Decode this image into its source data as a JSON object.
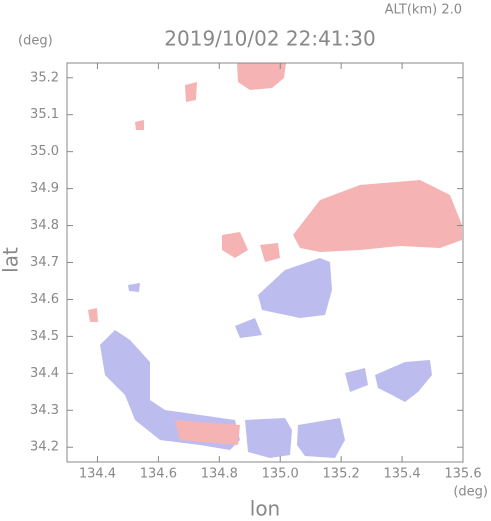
{
  "chart_data": {
    "type": "map",
    "title": "2019/10/02 22:41:30",
    "subtitle": "ALT(km) 2.0",
    "x_label": "lon",
    "y_label": "lat",
    "x_unit": "(deg)",
    "y_unit": "(deg)",
    "xlim": [
      134.3,
      135.6
    ],
    "xticks": [
      134.4,
      134.6,
      134.8,
      {
        "value": 135.0,
        "label": "135.0"
      },
      135.2,
      135.4,
      135.6
    ],
    "ylim": [
      34.16,
      35.24
    ],
    "yticks": [
      34.2,
      34.3,
      34.4,
      34.5,
      34.6,
      34.7,
      34.8,
      34.9,
      {
        "value": 35.0,
        "label": "35.0"
      },
      35.1,
      35.2
    ]
  }
}
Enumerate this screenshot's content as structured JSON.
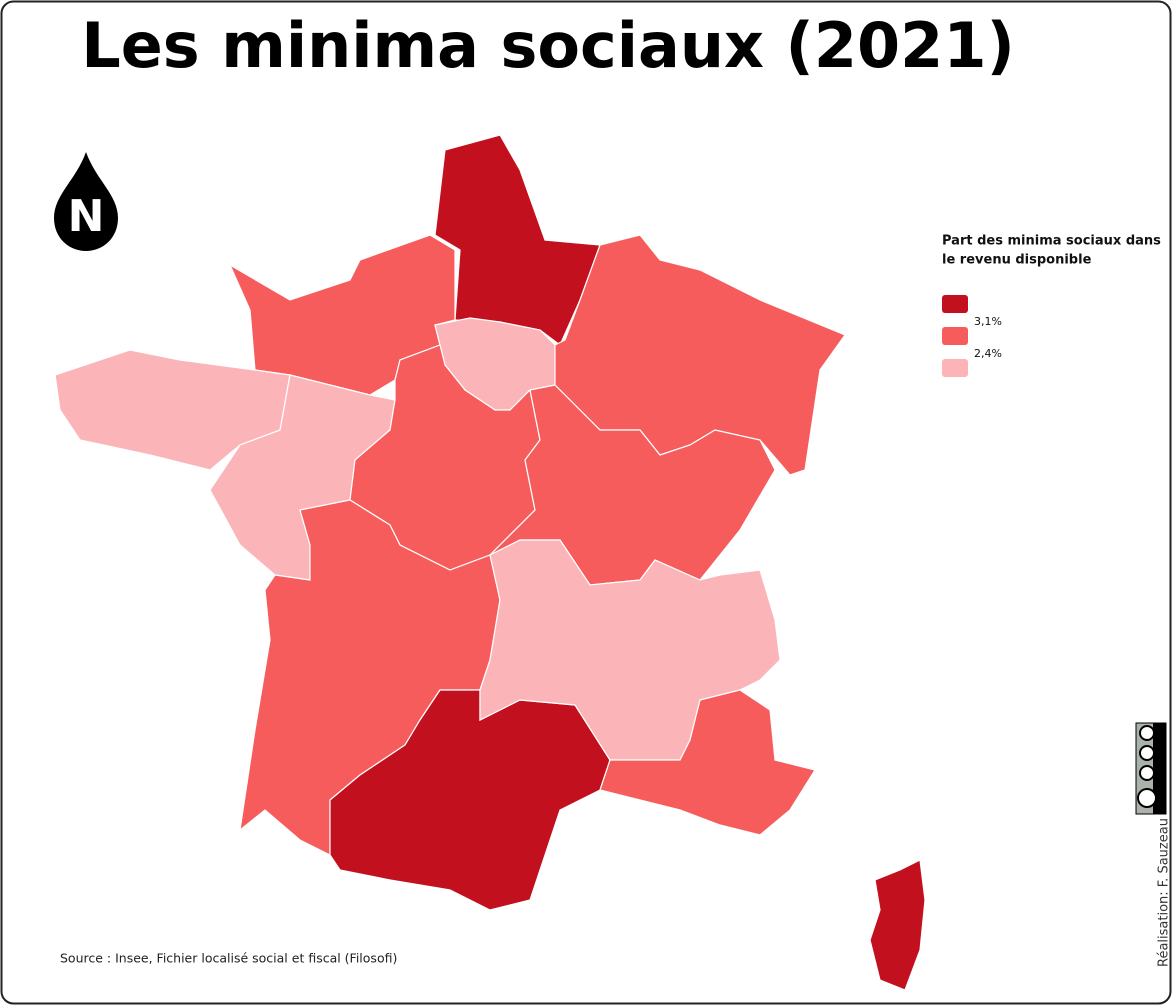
{
  "title": "Les minima sociaux (2021)",
  "north_arrow": "N",
  "legend": {
    "title_lines": [
      "Part des minima sociaux dans",
      "le revenu disponible"
    ],
    "classes": [
      {
        "color": "#c2101f"
      },
      {
        "color": "#f75c5d"
      },
      {
        "color": "#fbb4b8"
      }
    ],
    "breaks": [
      "3,1%",
      "2,4%"
    ]
  },
  "source": "Source : Insee, Fichier localisé social et fiscal (Filosofi)",
  "credit": "Réalisation: F. Sauzeau"
}
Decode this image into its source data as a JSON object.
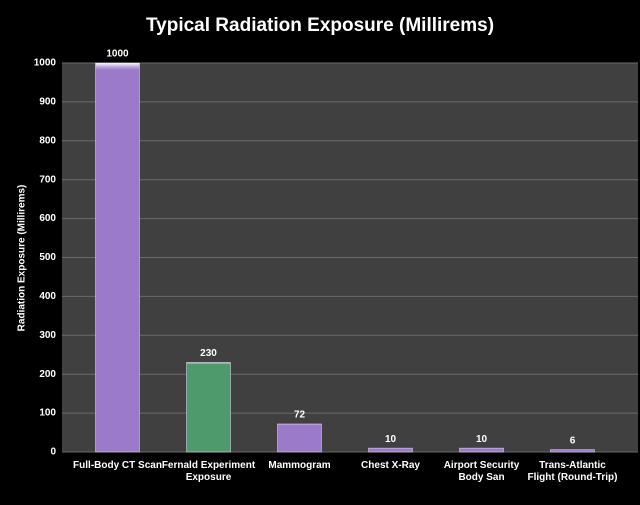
{
  "chart_data": {
    "type": "bar",
    "title": "Typical Radiation Exposure (Millirems)",
    "y_label": "Radiation Exposure (Millirems)",
    "categories": [
      "Full-Body CT Scan",
      "Fernald Experiment Exposure",
      "Mammogram",
      "Chest X-Ray",
      "Airport Security Body San",
      "Trans-Atlantic Flight (Round-Trip)"
    ],
    "values": [
      1000,
      230,
      72,
      10,
      10,
      6
    ],
    "colors": [
      "#9b7bc9",
      "#4e9a6c",
      "#9b7bc9",
      "#9b7bc9",
      "#9b7bc9",
      "#9b7bc9"
    ],
    "ylim": [
      0,
      1000
    ],
    "yticks": [
      0,
      100,
      200,
      300,
      400,
      500,
      600,
      700,
      800,
      900,
      1000
    ],
    "grid": true
  }
}
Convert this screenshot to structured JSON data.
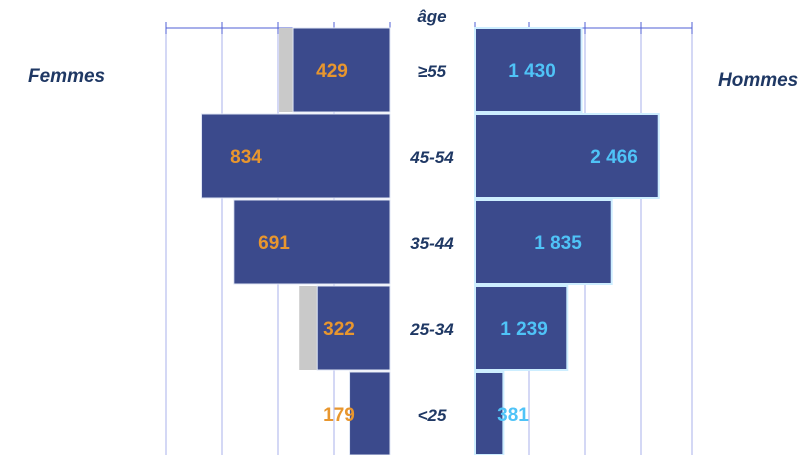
{
  "chart_data": {
    "type": "bar",
    "title": "âge",
    "categories": [
      "≥55",
      "45-54",
      "35-44",
      "25-34",
      "<25"
    ],
    "series": [
      {
        "name": "Femmes",
        "values": [
          429,
          834,
          691,
          322,
          179
        ],
        "label_color": "#e8962e"
      },
      {
        "name": "Hommes",
        "values": [
          1430,
          2466,
          1835,
          1239,
          381
        ],
        "label_color": "#4fc3f7"
      }
    ],
    "value_labels": {
      "Femmes": [
        "429",
        "834",
        "691",
        "322",
        "179"
      ],
      "Hommes": [
        "1 430",
        "2 466",
        "1 835",
        "1 239",
        "381"
      ]
    },
    "colors": {
      "bar": "#3b4a8c",
      "shadow": "#c9c9c9",
      "category": "#1f3864",
      "grid": "#4f5fd6"
    },
    "grid": true
  },
  "labels": {
    "women": "Femmes",
    "men": "Hommes"
  }
}
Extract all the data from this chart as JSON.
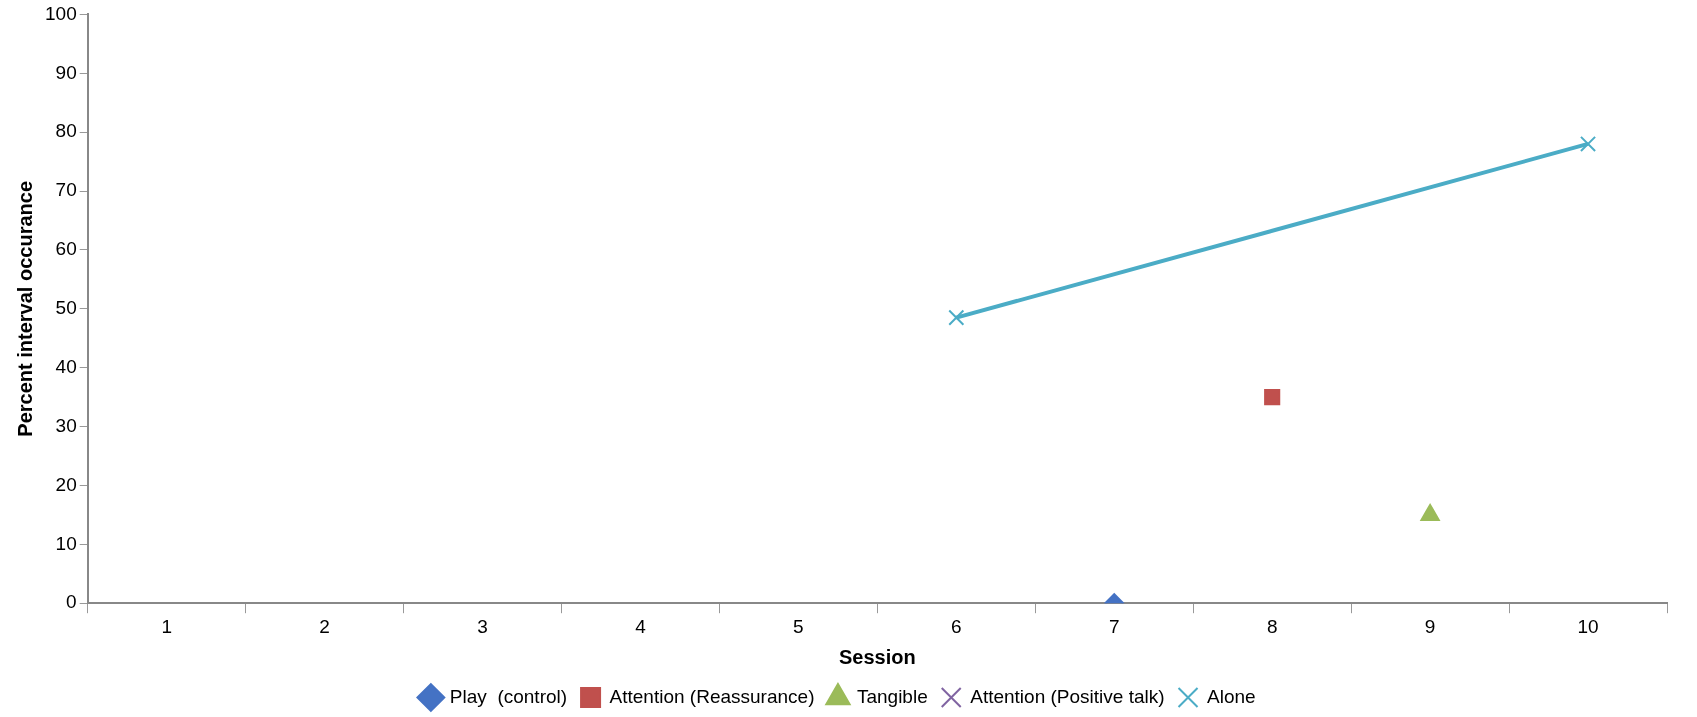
{
  "chart_data": {
    "type": "line",
    "xlabel": "Session",
    "ylabel": "Percent interval occurance",
    "categories": [
      "1",
      "2",
      "3",
      "4",
      "5",
      "6",
      "7",
      "8",
      "9",
      "10"
    ],
    "series": [
      {
        "name": "Play  (control)",
        "color": "#4472c4",
        "marker": "diamond",
        "values": [
          null,
          null,
          null,
          null,
          null,
          null,
          0,
          null,
          null,
          null
        ]
      },
      {
        "name": "Attention (Reassurance)",
        "color": "#c0504d",
        "marker": "square",
        "values": [
          null,
          null,
          null,
          null,
          null,
          null,
          null,
          35,
          null,
          null
        ]
      },
      {
        "name": "Tangible",
        "color": "#9bbb59",
        "marker": "triangle",
        "values": [
          null,
          null,
          null,
          null,
          null,
          null,
          null,
          null,
          15,
          null
        ]
      },
      {
        "name": "Attention (Positive talk)",
        "color": "#8064a2",
        "marker": "cross",
        "values": [
          null,
          null,
          null,
          null,
          null,
          null,
          null,
          null,
          null,
          null
        ]
      },
      {
        "name": "Alone",
        "color": "#4bacc6",
        "marker": "cross",
        "values": [
          null,
          null,
          null,
          null,
          null,
          48.5,
          null,
          null,
          null,
          78
        ]
      }
    ],
    "ylim": [
      0,
      100
    ],
    "yticks": [
      0,
      10,
      20,
      30,
      40,
      50,
      60,
      70,
      80,
      90,
      100
    ],
    "grid": false,
    "legend": "bottom"
  }
}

____

**What you will do**
Transcribe every record above exactly as written, leaving out any pictures.

**The completed task**
Decode this image into its source data as a JSON object.
{
  "chart_data": {
    "type": "map",
    "title": "2019/10/02 22:41:30",
    "subtitle": "ALT(km) 2.0",
    "x_label": "lon",
    "y_label": "lat",
    "x_unit": "(deg)",
    "y_unit": "(deg)",
    "xlim": [
      134.3,
      135.6
    ],
    "xticks": [
      134.4,
      134.6,
      134.8,
      {
        "value": 135.0,
        "label": "135.0"
      },
      135.2,
      135.4,
      135.6
    ],
    "ylim": [
      34.16,
      35.24
    ],
    "yticks": [
      34.2,
      34.3,
      34.4,
      34.5,
      34.6,
      34.7,
      34.8,
      34.9,
      {
        "value": 35.0,
        "label": "35.0"
      },
      35.1,
      35.2
    ]
  }
}
Enumerate this screenshot's content as structured JSON.
{
  "title": "Les minima sociaux (2021)",
  "north_arrow": "N",
  "legend": {
    "title_lines": [
      "Part des minima sociaux dans",
      "le revenu disponible"
    ],
    "classes": [
      {
        "color": "#c2101f"
      },
      {
        "color": "#f75c5d"
      },
      {
        "color": "#fbb4b8"
      }
    ],
    "breaks": [
      "3,1%",
      "2,4%"
    ]
  },
  "source": "Source : Insee, Fichier localisé social et fiscal (Filosofi)",
  "credit": "Réalisation: F. Sauzeau"
}
Decode this image into its source data as a JSON object.
{
  "chart_data": {
    "type": "bar",
    "title": "Typical Radiation Exposure (Millirems)",
    "y_label": "Radiation Exposure (Millirems)",
    "categories": [
      "Full-Body CT Scan",
      "Fernald Experiment Exposure",
      "Mammogram",
      "Chest X-Ray",
      "Airport Security Body San",
      "Trans-Atlantic Flight (Round-Trip)"
    ],
    "values": [
      1000,
      230,
      72,
      10,
      10,
      6
    ],
    "colors": [
      "#9b7bc9",
      "#4e9a6c",
      "#9b7bc9",
      "#9b7bc9",
      "#9b7bc9",
      "#9b7bc9"
    ],
    "ylim": [
      0,
      1000
    ],
    "yticks": [
      0,
      100,
      200,
      300,
      400,
      500,
      600,
      700,
      800,
      900,
      1000
    ],
    "grid": true
  }
}
Convert this screenshot to structured JSON data.
{
  "chart_data": {
    "type": "bar",
    "title": "âge",
    "categories": [
      "≥55",
      "45-54",
      "35-44",
      "25-34",
      "<25"
    ],
    "series": [
      {
        "name": "Femmes",
        "values": [
          429,
          834,
          691,
          322,
          179
        ],
        "label_color": "#e8962e"
      },
      {
        "name": "Hommes",
        "values": [
          1430,
          2466,
          1835,
          1239,
          381
        ],
        "label_color": "#4fc3f7"
      }
    ],
    "value_labels": {
      "Femmes": [
        "429",
        "834",
        "691",
        "322",
        "179"
      ],
      "Hommes": [
        "1 430",
        "2 466",
        "1 835",
        "1 239",
        "381"
      ]
    },
    "colors": {
      "bar": "#3b4a8c",
      "shadow": "#c9c9c9",
      "category": "#1f3864",
      "grid": "#4f5fd6"
    },
    "grid": true
  },
  "labels": {
    "women": "Femmes",
    "men": "Hommes"
  }
}
Extract all the data from this chart as JSON.
{
  "chart_data": {
    "type": "line",
    "xlabel": "Session",
    "ylabel": "Percent interval occurance",
    "categories": [
      "1",
      "2",
      "3",
      "4",
      "5",
      "6",
      "7",
      "8",
      "9",
      "10"
    ],
    "series": [
      {
        "name": "Play  (control)",
        "color": "#4472c4",
        "marker": "diamond",
        "values": [
          null,
          null,
          null,
          null,
          null,
          null,
          0,
          null,
          null,
          null
        ]
      },
      {
        "name": "Attention (Reassurance)",
        "color": "#c0504d",
        "marker": "square",
        "values": [
          null,
          null,
          null,
          null,
          null,
          null,
          null,
          35,
          null,
          null
        ]
      },
      {
        "name": "Tangible",
        "color": "#9bbb59",
        "marker": "triangle",
        "values": [
          null,
          null,
          null,
          null,
          null,
          null,
          null,
          null,
          15,
          null
        ]
      },
      {
        "name": "Attention (Positive talk)",
        "color": "#8064a2",
        "marker": "cross",
        "values": [
          null,
          null,
          null,
          null,
          null,
          null,
          null,
          null,
          null,
          null
        ]
      },
      {
        "name": "Alone",
        "color": "#4bacc6",
        "marker": "cross",
        "values": [
          null,
          null,
          null,
          null,
          null,
          48.5,
          null,
          null,
          null,
          78
        ]
      }
    ],
    "ylim": [
      0,
      100
    ],
    "yticks": [
      0,
      10,
      20,
      30,
      40,
      50,
      60,
      70,
      80,
      90,
      100
    ],
    "grid": false,
    "legend": "bottom"
  }
}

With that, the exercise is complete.